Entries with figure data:
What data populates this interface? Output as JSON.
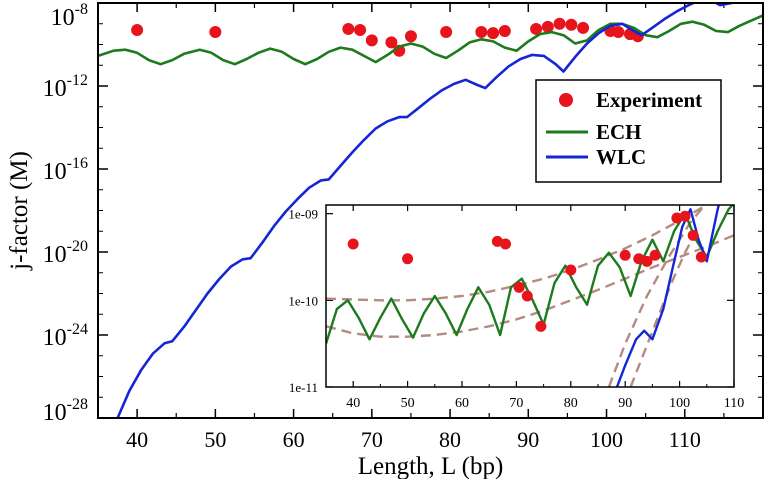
{
  "chart_data": {
    "type": "line",
    "main": {
      "xlabel": "Length, L (bp)",
      "ylabel": "j-factor (M)",
      "xlim": [
        35,
        120
      ],
      "ylim_log10": [
        -28,
        -8
      ],
      "x_ticks": [
        40,
        50,
        60,
        70,
        80,
        90,
        100,
        110
      ],
      "y_ticks": [
        {
          "exp": -8,
          "base": "10",
          "sup": "-8"
        },
        {
          "exp": -12,
          "base": "10",
          "sup": "-12"
        },
        {
          "exp": -16,
          "base": "10",
          "sup": "-16"
        },
        {
          "exp": -20,
          "base": "10",
          "sup": "-20"
        },
        {
          "exp": -24,
          "base": "10",
          "sup": "-24"
        },
        {
          "exp": -28,
          "base": "10",
          "sup": "-28"
        }
      ],
      "legend": {
        "position": "top-right",
        "entries": [
          {
            "label": "Experiment",
            "kind": "marker",
            "color": "#e8141b"
          },
          {
            "label": "ECH",
            "kind": "line",
            "color": "#1d7a1d"
          },
          {
            "label": "WLC",
            "kind": "line",
            "color": "#1426d6"
          }
        ]
      },
      "series": [
        {
          "name": "Experiment",
          "kind": "scatter",
          "color": "#e8141b",
          "x": [
            40,
            50,
            67,
            68.5,
            70,
            72.5,
            73.5,
            75,
            79.5,
            84,
            85.5,
            87,
            91,
            92.5,
            94,
            95.5,
            97,
            100.5,
            101.5,
            103,
            104
          ],
          "log10y": [
            -9.3,
            -9.4,
            -9.25,
            -9.3,
            -9.8,
            -9.9,
            -10.3,
            -9.6,
            -9.4,
            -9.4,
            -9.45,
            -9.35,
            -9.25,
            -9.15,
            -9.0,
            -9.05,
            -9.2,
            -9.35,
            -9.4,
            -9.5,
            -9.6
          ]
        },
        {
          "name": "ECH",
          "kind": "line",
          "color": "#1d7a1d",
          "x": [
            35,
            37,
            38.5,
            40,
            41.5,
            43,
            44.5,
            46,
            48,
            49.5,
            51,
            52.5,
            54,
            55.5,
            57,
            58.5,
            60,
            61.5,
            63,
            64.5,
            66,
            67.5,
            69,
            70.5,
            72,
            73.5,
            75,
            76.5,
            78,
            79.5,
            81,
            82.5,
            84,
            85.5,
            87,
            88.5,
            90,
            91.5,
            93,
            94.5,
            96,
            97.5,
            99,
            100.5,
            102,
            103.5,
            105,
            106.5,
            108,
            109.5,
            111,
            112.5,
            114,
            115.5,
            117,
            118.5,
            120
          ],
          "log10y": [
            -10.55,
            -10.3,
            -10.25,
            -10.4,
            -10.75,
            -10.95,
            -10.75,
            -10.45,
            -10.25,
            -10.4,
            -10.75,
            -10.95,
            -10.7,
            -10.4,
            -10.2,
            -10.35,
            -10.7,
            -10.95,
            -10.7,
            -10.35,
            -10.15,
            -10.25,
            -10.55,
            -10.85,
            -10.5,
            -10.1,
            -9.95,
            -10.1,
            -10.45,
            -10.65,
            -10.3,
            -9.9,
            -9.75,
            -9.85,
            -10.15,
            -10.3,
            -9.85,
            -9.5,
            -9.4,
            -9.55,
            -9.95,
            -9.8,
            -9.3,
            -9.0,
            -9.0,
            -9.2,
            -9.55,
            -9.65,
            -9.35,
            -9.0,
            -8.9,
            -9.05,
            -9.35,
            -9.4,
            -9.1,
            -8.85,
            -8.6
          ]
        },
        {
          "name": "WLC",
          "kind": "line",
          "color": "#1426d6",
          "x": [
            37.5,
            39,
            40.5,
            42,
            43.5,
            44.5,
            46,
            47.5,
            49,
            50.5,
            52,
            53.5,
            54.5,
            56,
            57.5,
            59,
            60.5,
            62,
            63.5,
            64.5,
            66,
            67.5,
            69,
            70.5,
            72,
            73.5,
            74.5,
            76,
            77.5,
            79,
            80.5,
            82,
            83.5,
            84.5,
            86,
            87.5,
            89,
            90.5,
            92,
            93.5,
            94.5,
            96,
            97.5,
            99,
            100.5,
            102,
            103.5,
            104.5,
            106,
            107.5,
            109,
            110.5,
            112,
            113.5,
            114.5,
            116,
            118,
            120
          ],
          "log10y": [
            -28.0,
            -26.7,
            -25.7,
            -24.9,
            -24.4,
            -24.3,
            -23.6,
            -22.8,
            -22.0,
            -21.3,
            -20.7,
            -20.35,
            -20.3,
            -19.55,
            -18.75,
            -18.05,
            -17.45,
            -16.9,
            -16.55,
            -16.5,
            -15.85,
            -15.2,
            -14.6,
            -14.05,
            -13.7,
            -13.5,
            -13.5,
            -13.05,
            -12.6,
            -12.2,
            -11.9,
            -11.7,
            -11.95,
            -12.1,
            -11.55,
            -11.05,
            -10.7,
            -10.5,
            -10.55,
            -10.95,
            -11.3,
            -10.6,
            -9.95,
            -9.45,
            -9.1,
            -9.0,
            -9.35,
            -9.55,
            -9.15,
            -8.75,
            -8.4,
            -8.1,
            -7.85,
            -7.9,
            -8.1,
            -8.0,
            -7.7,
            -7.4
          ]
        }
      ]
    },
    "inset": {
      "xlim": [
        35,
        110
      ],
      "ylim_log10": [
        -11,
        -8.9
      ],
      "x_ticks": [
        40,
        50,
        60,
        70,
        80,
        90,
        100,
        110
      ],
      "y_ticks": [
        {
          "exp": -9,
          "label": "1e-09"
        },
        {
          "exp": -10,
          "label": "1e-10"
        },
        {
          "exp": -11,
          "label": "1e-11"
        }
      ],
      "series": [
        {
          "name": "Experiment (inset)",
          "kind": "scatter",
          "color": "#e8141b",
          "x": [
            40,
            50,
            66.5,
            68,
            70.5,
            72,
            74.5,
            80,
            90,
            92.5,
            94,
            95.5,
            99.5,
            101,
            102.5,
            104
          ],
          "log10y": [
            -9.35,
            -9.52,
            -9.32,
            -9.35,
            -9.85,
            -9.95,
            -10.3,
            -9.65,
            -9.48,
            -9.52,
            -9.55,
            -9.48,
            -9.05,
            -9.03,
            -9.25,
            -9.5
          ]
        },
        {
          "name": "ECH (inset)",
          "kind": "line",
          "color": "#1d7a1d",
          "x": [
            35,
            37,
            39,
            41,
            43,
            45,
            47,
            49,
            51,
            53,
            55,
            57,
            59,
            61,
            63,
            65,
            67,
            69,
            71,
            73,
            75,
            77,
            79,
            81,
            83,
            85,
            87,
            89,
            91,
            93,
            95,
            97,
            99,
            101,
            103,
            105,
            107,
            109,
            110
          ],
          "log10y": [
            -10.5,
            -10.1,
            -10.0,
            -10.2,
            -10.45,
            -10.2,
            -9.98,
            -10.22,
            -10.43,
            -10.15,
            -9.95,
            -10.15,
            -10.4,
            -10.1,
            -9.85,
            -10.05,
            -10.4,
            -9.85,
            -9.75,
            -10.0,
            -10.28,
            -9.8,
            -9.6,
            -9.85,
            -10.05,
            -9.6,
            -9.45,
            -9.62,
            -9.95,
            -9.55,
            -9.3,
            -9.55,
            -9.2,
            -9.0,
            -9.3,
            -9.5,
            -9.2,
            -8.95,
            -8.88
          ]
        },
        {
          "name": "WLC (inset)",
          "kind": "line",
          "color": "#1426d6",
          "x": [
            88.5,
            90,
            92,
            93.5,
            95,
            97,
            99,
            100.5,
            102,
            103.5,
            105,
            106,
            107,
            108,
            109,
            110
          ],
          "log10y": [
            -11.0,
            -10.75,
            -10.45,
            -10.35,
            -10.45,
            -10.1,
            -9.55,
            -9.15,
            -8.95,
            -9.3,
            -9.55,
            -9.25,
            -8.95,
            -8.7,
            -8.5,
            -8.3
          ]
        },
        {
          "name": "Envelope upper",
          "kind": "dashed",
          "color": "#b58a82",
          "x": [
            35,
            40,
            45,
            50,
            55,
            60,
            65,
            70,
            75,
            80,
            85,
            90,
            95,
            100,
            105,
            110
          ],
          "log10y": [
            -9.98,
            -9.99,
            -10.0,
            -10.0,
            -9.98,
            -9.95,
            -9.9,
            -9.83,
            -9.75,
            -9.65,
            -9.53,
            -9.4,
            -9.25,
            -9.08,
            -8.9,
            -8.7
          ]
        },
        {
          "name": "Envelope lower",
          "kind": "dashed",
          "color": "#b58a82",
          "x": [
            35,
            40,
            45,
            50,
            55,
            60,
            65,
            70,
            75,
            80,
            85,
            90,
            95,
            100,
            105,
            110
          ],
          "log10y": [
            -10.3,
            -10.38,
            -10.42,
            -10.42,
            -10.4,
            -10.36,
            -10.3,
            -10.22,
            -10.12,
            -10.0,
            -9.88,
            -9.75,
            -9.62,
            -9.5,
            -9.38,
            -9.25
          ]
        },
        {
          "name": "Steep dashed 1",
          "kind": "dashed",
          "color": "#b58a82",
          "x": [
            87,
            90,
            94,
            98,
            102,
            106,
            110
          ],
          "log10y": [
            -11.0,
            -10.5,
            -9.95,
            -9.5,
            -9.1,
            -8.8,
            -8.55
          ]
        },
        {
          "name": "Steep dashed 2",
          "kind": "dashed",
          "color": "#b58a82",
          "x": [
            91,
            93.5,
            96,
            98.5,
            101,
            103.5
          ],
          "log10y": [
            -11.0,
            -10.6,
            -10.2,
            -9.8,
            -9.45,
            -9.15
          ]
        }
      ]
    }
  }
}
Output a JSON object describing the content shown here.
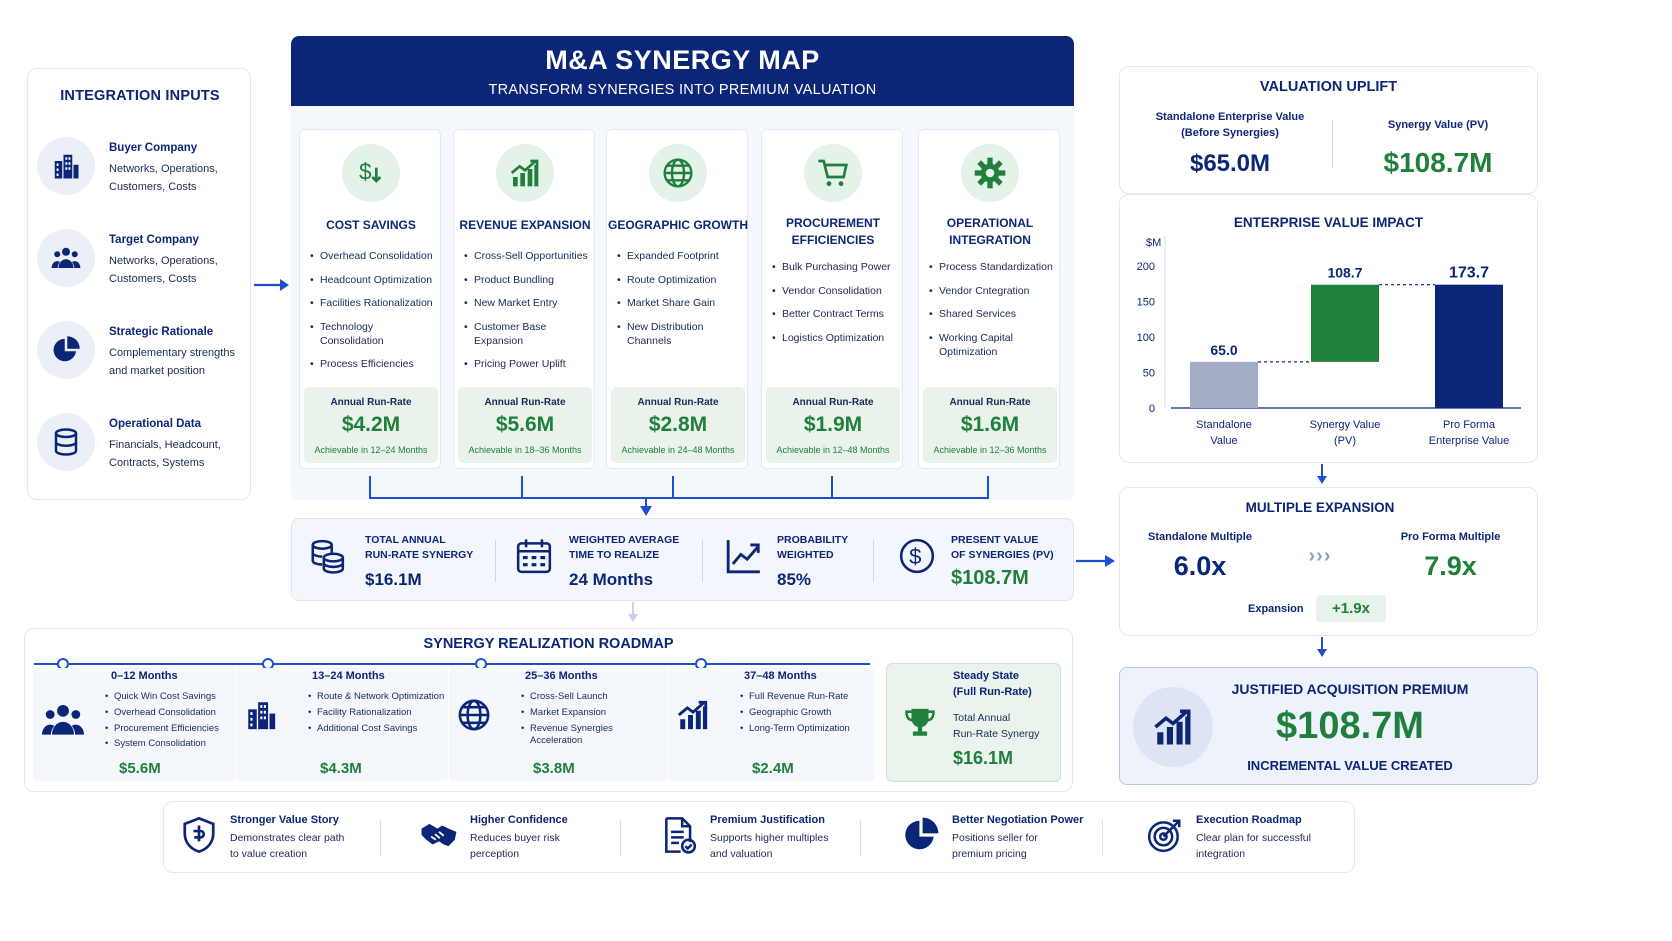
{
  "header": {
    "title": "M&A SYNERGY MAP",
    "subtitle": "TRANSFORM SYNERGIES INTO PREMIUM VALUATION"
  },
  "inputs": {
    "title": "INTEGRATION INPUTS",
    "items": [
      {
        "name": "Buyer Company",
        "line1": "Networks, Operations,",
        "line2": "Customers, Costs",
        "icon": "buildings-icon"
      },
      {
        "name": "Target Company",
        "line1": "Networks, Operations,",
        "line2": "Customers, Costs",
        "icon": "people-icon"
      },
      {
        "name": "Strategic Rationale",
        "line1": "Complementary strengths",
        "line2": "and market position",
        "icon": "pie-chart-icon"
      },
      {
        "name": "Operational Data",
        "line1": "Financials, Headcount,",
        "line2": "Contracts, Systems",
        "icon": "database-icon"
      }
    ]
  },
  "synergies": [
    {
      "title1": "COST SAVINGS",
      "title2": "",
      "icon": "dollar-down-icon",
      "items": [
        "Overhead Consolidation",
        "Headcount Optimization",
        "Facilities Rationalization",
        "Technology Consolidation",
        "Process Efficiencies"
      ],
      "rr_label": "Annual Run-Rate",
      "value": "$4.2M",
      "achievable": "Achievable in 12–24 Months"
    },
    {
      "title1": "REVENUE EXPANSION",
      "title2": "",
      "icon": "bar-growth-icon",
      "items": [
        "Cross-Sell Opportunities",
        "Product Bundling",
        "New Market Entry",
        "Customer Base Expansion",
        "Pricing Power Uplift"
      ],
      "rr_label": "Annual Run-Rate",
      "value": "$5.6M",
      "achievable": "Achievable in 18–36 Months"
    },
    {
      "title1": "GEOGRAPHIC GROWTH",
      "title2": "",
      "icon": "globe-icon",
      "items": [
        "Expanded Footprint",
        "Route Optimization",
        "Market Share Gain",
        "New Distribution Channels"
      ],
      "rr_label": "Annual Run-Rate",
      "value": "$2.8M",
      "achievable": "Achievable in 24–48 Months"
    },
    {
      "title1": "PROCUREMENT",
      "title2": "EFFICIENCIES",
      "icon": "cart-icon",
      "items": [
        "Bulk Purchasing Power",
        "Vendor Consolidation",
        "Better Contract Terms",
        "Logistics Optimization"
      ],
      "rr_label": "Annual Run-Rate",
      "value": "$1.9M",
      "achievable": "Achievable in 12–48 Months"
    },
    {
      "title1": "OPERATIONAL",
      "title2": "INTEGRATION",
      "icon": "gear-icon",
      "items": [
        "Process Standardization",
        "Vendor Cntegration",
        "Shared Services",
        "Working Capital Optimization"
      ],
      "rr_label": "Annual Run-Rate",
      "value": "$1.6M",
      "achievable": "Achievable in 12–36 Months"
    }
  ],
  "summary": [
    {
      "l1": "TOTAL ANNUAL",
      "l2": "RUN-RATE SYNERGY",
      "value": "$16.1M",
      "icon": "coins-icon"
    },
    {
      "l1": "WEIGHTED AVERAGE",
      "l2": "TIME TO REALIZE",
      "value": "24 Months",
      "icon": "calendar-icon"
    },
    {
      "l1": "PROBABILITY",
      "l2": "WEIGHTED",
      "value": "85%",
      "icon": "trend-icon"
    },
    {
      "l1": "PRESENT VALUE",
      "l2": "OF SYNERGIES (PV)",
      "value": "$108.7M",
      "icon": "dollar-circle-icon"
    }
  ],
  "roadmap": {
    "title": "SYNERGY REALIZATION ROADMAP",
    "phases": [
      {
        "period": "0–12 Months",
        "items": [
          "Quick Win Cost Savings",
          "Overhead Consolidation",
          "Procurement Efficiencies",
          "System Consolidation"
        ],
        "value": "$5.6M",
        "icon": "people-icon"
      },
      {
        "period": "13–24 Months",
        "items": [
          "Route & Network Optimization",
          "Facility Rationalization",
          "Additional Cost Savings"
        ],
        "value": "$4.3M",
        "icon": "buildings-icon"
      },
      {
        "period": "25–36 Months",
        "items": [
          "Cross-Sell Launch",
          "Market Expansion",
          "Revenue Synergies Acceleration"
        ],
        "value": "$3.8M",
        "icon": "globe-icon"
      },
      {
        "period": "37–48 Months",
        "items": [
          "Full Revenue Run-Rate",
          "Geographic Growth",
          "Long-Term Optimization"
        ],
        "value": "$2.4M",
        "icon": "bar-growth-icon"
      }
    ],
    "steady": {
      "l1": "Steady State",
      "l2": "(Full Run-Rate)",
      "d1": "Total Annual",
      "d2": "Run-Rate Synergy",
      "value": "$16.1M"
    }
  },
  "valuation": {
    "title": "VALUATION UPLIFT",
    "standalone_label1": "Standalone Enterprise Value",
    "standalone_label2": "(Before Synergies)",
    "standalone_value": "$65.0M",
    "synergy_label": "Synergy Value (PV)",
    "synergy_value": "$108.7M"
  },
  "chart_data": {
    "type": "bar",
    "title": "ENTERPRISE VALUE IMPACT",
    "ylabel": "$M",
    "ylim": [
      0,
      200
    ],
    "yticks": [
      0,
      50,
      100,
      150,
      200
    ],
    "categories": [
      [
        "Standalone",
        "Value"
      ],
      [
        "Synergy Value",
        "(PV)"
      ],
      [
        "Pro Forma",
        "Enterprise Value"
      ]
    ],
    "values": [
      65.0,
      108.7,
      173.7
    ],
    "bases": [
      0,
      65.0,
      0
    ],
    "labels": [
      "65.0",
      "108.7",
      "173.7"
    ],
    "colors": [
      "#a3aec6",
      "#1f7f3b",
      "#0c2677"
    ]
  },
  "multiple": {
    "title": "MULTIPLE EXPANSION",
    "standalone_label": "Standalone Multiple",
    "standalone_value": "6.0x",
    "proforma_label": "Pro Forma Multiple",
    "proforma_value": "7.9x",
    "chevrons": "›››",
    "expansion_label": "Expansion",
    "expansion_value": "+1.9x"
  },
  "premium": {
    "title": "JUSTIFIED ACQUISITION PREMIUM",
    "value": "$108.7M",
    "subtitle": "INCREMENTAL VALUE CREATED"
  },
  "benefits": [
    {
      "title": "Stronger Value Story",
      "l1": "Demonstrates clear path",
      "l2": "to value creation",
      "icon": "shield-icon"
    },
    {
      "title": "Higher Confidence",
      "l1": "Reduces buyer risk",
      "l2": "perception",
      "icon": "handshake-icon"
    },
    {
      "title": "Premium Justification",
      "l1": "Supports higher multiples",
      "l2": "and valuation",
      "icon": "document-check-icon"
    },
    {
      "title": "Better Negotiation Power",
      "l1": "Positions seller for",
      "l2": "premium pricing",
      "icon": "pie-chart-icon"
    },
    {
      "title": "Execution Roadmap",
      "l1": "Clear plan for successful",
      "l2": "integration",
      "icon": "target-icon"
    }
  ],
  "colors": {
    "navy": "#0c2677",
    "green": "#1f7f3b",
    "light_green": "#e6f3ea",
    "tint": "#f3f6fc",
    "arrow": "#1f4fcf"
  }
}
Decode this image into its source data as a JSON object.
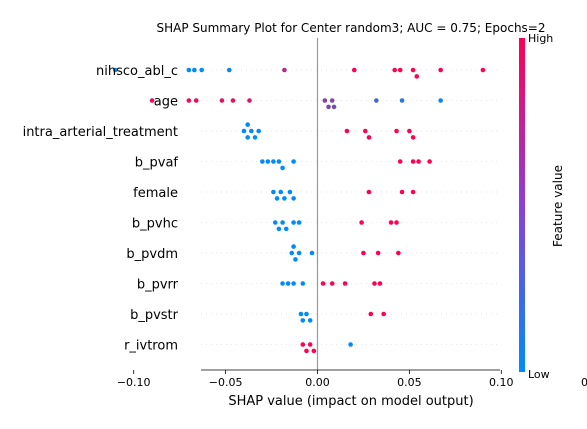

[EXERCISE GOAL]: Find each line holding "Achievable". Copy it out.

[TASK RESULT]:
      "achievable": "Achievable in 12–24 Months"
      "achievable": "Achievable in 18–36 Months"
      "achievable": "Achievable in 24–48 Months"
      "achievable": "Achievable in 12–48 Months"
      "achievable": "Achievable in 12–36 Months"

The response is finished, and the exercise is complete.